Stored items
-=-=-=-=-
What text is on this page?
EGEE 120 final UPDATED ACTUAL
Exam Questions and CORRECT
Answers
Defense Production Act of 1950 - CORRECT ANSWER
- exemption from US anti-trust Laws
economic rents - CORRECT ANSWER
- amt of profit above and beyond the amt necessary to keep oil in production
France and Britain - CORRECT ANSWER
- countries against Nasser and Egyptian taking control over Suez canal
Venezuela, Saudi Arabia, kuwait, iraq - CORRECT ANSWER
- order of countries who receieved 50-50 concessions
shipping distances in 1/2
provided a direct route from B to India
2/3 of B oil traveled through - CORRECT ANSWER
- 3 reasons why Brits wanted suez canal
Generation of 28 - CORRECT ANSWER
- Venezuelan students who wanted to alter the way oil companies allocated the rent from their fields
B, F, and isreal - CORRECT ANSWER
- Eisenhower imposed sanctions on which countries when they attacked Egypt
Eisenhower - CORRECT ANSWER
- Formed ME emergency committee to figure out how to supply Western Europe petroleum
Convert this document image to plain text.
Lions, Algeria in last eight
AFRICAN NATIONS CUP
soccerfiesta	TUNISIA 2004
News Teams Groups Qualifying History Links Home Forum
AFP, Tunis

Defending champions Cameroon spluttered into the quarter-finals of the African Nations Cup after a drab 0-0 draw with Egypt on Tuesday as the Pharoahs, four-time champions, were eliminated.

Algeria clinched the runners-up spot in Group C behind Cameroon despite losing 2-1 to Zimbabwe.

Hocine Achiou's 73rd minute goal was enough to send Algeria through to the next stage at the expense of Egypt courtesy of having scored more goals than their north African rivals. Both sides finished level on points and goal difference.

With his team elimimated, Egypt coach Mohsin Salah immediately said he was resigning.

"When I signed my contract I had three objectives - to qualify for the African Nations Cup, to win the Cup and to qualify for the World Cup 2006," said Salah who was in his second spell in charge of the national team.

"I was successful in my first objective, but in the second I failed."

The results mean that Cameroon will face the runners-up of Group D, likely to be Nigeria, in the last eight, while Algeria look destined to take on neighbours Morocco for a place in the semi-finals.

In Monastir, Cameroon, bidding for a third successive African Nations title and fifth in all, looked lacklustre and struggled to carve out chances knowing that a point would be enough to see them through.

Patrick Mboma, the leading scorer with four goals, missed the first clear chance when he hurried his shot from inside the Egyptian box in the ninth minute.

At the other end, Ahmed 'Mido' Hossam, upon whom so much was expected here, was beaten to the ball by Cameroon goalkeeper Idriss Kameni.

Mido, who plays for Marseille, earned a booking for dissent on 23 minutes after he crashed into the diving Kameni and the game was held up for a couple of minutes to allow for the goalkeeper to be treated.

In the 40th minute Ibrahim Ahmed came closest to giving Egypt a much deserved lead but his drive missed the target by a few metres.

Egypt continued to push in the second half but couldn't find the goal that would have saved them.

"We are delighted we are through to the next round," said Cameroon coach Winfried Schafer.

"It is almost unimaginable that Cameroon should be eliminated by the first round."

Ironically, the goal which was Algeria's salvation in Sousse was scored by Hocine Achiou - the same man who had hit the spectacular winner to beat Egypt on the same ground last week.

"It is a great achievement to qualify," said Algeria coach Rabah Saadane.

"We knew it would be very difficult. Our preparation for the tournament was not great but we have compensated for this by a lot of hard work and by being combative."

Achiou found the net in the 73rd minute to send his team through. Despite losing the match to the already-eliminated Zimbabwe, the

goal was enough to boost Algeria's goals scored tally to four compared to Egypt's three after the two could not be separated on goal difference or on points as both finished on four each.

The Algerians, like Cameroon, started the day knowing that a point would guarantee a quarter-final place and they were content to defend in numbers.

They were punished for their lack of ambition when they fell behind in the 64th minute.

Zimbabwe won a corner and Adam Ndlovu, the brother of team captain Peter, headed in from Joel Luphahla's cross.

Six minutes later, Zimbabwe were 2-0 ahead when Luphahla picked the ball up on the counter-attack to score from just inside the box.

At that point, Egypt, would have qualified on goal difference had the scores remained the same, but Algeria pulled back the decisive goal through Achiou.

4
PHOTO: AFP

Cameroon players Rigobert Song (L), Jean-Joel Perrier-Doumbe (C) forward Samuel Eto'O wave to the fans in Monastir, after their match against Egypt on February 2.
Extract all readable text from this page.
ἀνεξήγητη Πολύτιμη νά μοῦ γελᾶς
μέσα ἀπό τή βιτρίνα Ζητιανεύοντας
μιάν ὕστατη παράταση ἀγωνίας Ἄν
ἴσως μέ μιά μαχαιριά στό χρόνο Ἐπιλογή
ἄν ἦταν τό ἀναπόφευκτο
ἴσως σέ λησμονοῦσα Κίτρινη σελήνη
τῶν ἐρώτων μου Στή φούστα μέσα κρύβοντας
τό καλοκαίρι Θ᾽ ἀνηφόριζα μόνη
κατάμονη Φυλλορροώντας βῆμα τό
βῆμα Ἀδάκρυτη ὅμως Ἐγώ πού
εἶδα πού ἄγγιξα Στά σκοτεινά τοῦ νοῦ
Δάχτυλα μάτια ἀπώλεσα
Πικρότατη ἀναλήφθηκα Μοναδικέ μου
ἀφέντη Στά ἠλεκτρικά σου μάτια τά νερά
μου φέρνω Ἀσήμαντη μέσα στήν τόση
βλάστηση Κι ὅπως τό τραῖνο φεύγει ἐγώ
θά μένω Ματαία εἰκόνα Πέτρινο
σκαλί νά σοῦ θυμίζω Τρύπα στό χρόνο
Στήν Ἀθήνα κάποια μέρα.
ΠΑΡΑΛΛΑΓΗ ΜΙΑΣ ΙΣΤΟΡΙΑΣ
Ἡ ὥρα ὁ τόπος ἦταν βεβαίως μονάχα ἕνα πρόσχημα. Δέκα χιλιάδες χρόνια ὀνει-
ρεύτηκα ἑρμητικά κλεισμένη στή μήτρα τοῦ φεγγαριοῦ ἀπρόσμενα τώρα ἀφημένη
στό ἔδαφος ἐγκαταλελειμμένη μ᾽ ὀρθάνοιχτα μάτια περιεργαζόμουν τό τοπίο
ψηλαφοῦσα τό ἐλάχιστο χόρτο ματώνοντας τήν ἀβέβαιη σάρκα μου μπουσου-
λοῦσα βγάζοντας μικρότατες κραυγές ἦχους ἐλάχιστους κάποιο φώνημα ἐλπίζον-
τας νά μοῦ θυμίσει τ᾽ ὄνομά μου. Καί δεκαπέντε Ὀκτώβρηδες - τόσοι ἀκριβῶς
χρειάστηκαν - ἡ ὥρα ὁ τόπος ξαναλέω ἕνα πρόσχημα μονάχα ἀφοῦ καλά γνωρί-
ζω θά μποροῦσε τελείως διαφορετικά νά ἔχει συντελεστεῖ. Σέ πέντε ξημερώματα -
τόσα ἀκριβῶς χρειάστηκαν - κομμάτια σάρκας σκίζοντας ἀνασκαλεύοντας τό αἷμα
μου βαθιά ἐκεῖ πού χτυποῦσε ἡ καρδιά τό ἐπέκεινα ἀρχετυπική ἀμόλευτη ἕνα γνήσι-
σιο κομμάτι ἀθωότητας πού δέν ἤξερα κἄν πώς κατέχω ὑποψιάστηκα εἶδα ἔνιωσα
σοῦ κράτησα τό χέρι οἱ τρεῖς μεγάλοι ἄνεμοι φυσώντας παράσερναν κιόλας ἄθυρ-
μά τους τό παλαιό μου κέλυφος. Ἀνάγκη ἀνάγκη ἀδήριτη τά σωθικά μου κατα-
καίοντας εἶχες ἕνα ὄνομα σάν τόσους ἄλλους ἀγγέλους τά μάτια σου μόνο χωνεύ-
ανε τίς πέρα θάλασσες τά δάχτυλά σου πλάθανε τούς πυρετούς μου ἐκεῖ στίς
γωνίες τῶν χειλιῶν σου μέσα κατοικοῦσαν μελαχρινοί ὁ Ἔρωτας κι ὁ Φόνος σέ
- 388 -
-=-=-=-=-
- [WRITTEN TASK]: Count every line in the data where the string "were" occurs. Give nothing except the number.

- [TASK SOLUTION]: 4